[Figure record extracts]
###

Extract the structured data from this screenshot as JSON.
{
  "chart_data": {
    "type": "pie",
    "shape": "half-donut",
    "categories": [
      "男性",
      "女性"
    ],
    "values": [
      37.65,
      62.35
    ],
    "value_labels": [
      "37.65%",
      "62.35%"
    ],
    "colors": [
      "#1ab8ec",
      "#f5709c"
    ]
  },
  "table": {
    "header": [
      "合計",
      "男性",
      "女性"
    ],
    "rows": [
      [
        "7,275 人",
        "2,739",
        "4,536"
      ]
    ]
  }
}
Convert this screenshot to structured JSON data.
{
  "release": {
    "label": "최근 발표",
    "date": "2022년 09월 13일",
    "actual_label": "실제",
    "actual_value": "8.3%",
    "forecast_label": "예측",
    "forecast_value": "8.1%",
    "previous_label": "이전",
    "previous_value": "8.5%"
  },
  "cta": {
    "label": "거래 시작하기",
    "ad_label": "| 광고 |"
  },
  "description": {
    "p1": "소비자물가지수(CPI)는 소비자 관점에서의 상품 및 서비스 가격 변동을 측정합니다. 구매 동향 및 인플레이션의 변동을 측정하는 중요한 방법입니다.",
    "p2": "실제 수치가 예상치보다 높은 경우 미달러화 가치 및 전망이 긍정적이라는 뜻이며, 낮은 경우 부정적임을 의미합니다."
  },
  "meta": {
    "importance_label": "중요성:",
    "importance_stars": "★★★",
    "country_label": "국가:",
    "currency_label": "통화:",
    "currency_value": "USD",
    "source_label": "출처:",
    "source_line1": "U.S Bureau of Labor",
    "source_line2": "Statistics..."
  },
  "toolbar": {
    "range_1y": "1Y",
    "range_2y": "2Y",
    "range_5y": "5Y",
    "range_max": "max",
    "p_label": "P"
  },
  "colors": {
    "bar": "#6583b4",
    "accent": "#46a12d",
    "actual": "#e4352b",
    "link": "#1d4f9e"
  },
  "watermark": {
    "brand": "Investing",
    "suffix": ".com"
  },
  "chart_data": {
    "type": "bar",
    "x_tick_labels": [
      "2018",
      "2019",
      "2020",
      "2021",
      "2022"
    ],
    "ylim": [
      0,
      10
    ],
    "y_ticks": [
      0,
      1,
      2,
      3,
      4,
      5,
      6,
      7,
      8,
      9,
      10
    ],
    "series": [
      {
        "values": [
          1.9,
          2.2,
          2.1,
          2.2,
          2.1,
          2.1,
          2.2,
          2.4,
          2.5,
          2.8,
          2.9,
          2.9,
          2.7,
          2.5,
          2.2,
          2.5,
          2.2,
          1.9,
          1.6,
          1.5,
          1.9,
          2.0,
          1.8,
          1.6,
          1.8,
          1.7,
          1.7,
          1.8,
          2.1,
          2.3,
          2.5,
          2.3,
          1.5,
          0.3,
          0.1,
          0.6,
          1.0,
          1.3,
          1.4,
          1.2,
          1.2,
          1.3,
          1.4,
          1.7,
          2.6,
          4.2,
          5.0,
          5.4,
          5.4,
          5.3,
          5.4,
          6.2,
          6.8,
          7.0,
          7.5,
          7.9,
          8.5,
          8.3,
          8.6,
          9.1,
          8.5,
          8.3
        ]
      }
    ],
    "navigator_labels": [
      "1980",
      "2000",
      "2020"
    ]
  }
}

###

→ What is asked
Copy out each line of the records where the string "JSON" appears.

→ The reply
Extract the structured data from this screenshot as JSON.
Convert this screenshot to structured JSON data.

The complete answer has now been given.